• [Exercise instructions]
Pick out every line in the data below that holds "детских".

• [Provided data]
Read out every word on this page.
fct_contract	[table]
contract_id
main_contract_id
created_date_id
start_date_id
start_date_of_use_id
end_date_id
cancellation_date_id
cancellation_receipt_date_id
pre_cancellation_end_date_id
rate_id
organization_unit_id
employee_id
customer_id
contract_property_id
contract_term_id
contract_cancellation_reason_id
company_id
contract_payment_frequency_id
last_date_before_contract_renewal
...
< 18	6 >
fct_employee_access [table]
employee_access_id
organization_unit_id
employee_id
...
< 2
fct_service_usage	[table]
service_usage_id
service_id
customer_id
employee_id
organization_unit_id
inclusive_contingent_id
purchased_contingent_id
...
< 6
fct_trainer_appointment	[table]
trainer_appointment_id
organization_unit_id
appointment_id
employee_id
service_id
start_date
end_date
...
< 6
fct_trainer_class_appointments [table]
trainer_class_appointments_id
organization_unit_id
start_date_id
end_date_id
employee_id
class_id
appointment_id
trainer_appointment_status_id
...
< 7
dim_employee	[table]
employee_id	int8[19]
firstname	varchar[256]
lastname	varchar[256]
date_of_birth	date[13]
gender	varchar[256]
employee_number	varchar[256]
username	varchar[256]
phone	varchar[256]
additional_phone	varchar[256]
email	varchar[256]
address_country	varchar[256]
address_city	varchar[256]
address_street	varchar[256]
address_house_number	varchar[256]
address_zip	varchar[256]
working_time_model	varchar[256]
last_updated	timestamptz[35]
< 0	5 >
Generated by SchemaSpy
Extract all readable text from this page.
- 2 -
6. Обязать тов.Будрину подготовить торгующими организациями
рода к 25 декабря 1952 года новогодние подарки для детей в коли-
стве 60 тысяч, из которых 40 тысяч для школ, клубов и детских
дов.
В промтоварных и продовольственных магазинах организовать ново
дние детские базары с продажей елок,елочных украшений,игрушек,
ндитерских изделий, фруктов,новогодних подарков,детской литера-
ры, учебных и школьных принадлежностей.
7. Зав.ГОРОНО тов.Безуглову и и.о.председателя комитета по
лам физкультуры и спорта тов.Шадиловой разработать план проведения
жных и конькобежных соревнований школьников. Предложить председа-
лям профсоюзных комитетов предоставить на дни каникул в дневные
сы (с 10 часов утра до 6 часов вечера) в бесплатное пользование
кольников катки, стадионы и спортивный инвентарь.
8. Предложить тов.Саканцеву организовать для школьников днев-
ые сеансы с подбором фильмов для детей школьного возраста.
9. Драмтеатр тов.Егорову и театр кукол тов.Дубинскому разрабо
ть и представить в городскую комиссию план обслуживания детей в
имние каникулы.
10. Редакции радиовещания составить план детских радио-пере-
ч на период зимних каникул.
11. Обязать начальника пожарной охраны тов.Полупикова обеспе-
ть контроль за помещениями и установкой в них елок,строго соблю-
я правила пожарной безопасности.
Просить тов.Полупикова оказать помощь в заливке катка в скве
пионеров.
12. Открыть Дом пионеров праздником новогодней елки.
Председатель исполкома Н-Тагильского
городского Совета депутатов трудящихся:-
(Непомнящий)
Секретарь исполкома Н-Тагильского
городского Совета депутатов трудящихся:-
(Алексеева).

• [Finished exercise]
стве 60 тысяч, из которых 40 тысяч для школ, клубов и детских
10. Редакции радиовещания составить план детских радио-пере-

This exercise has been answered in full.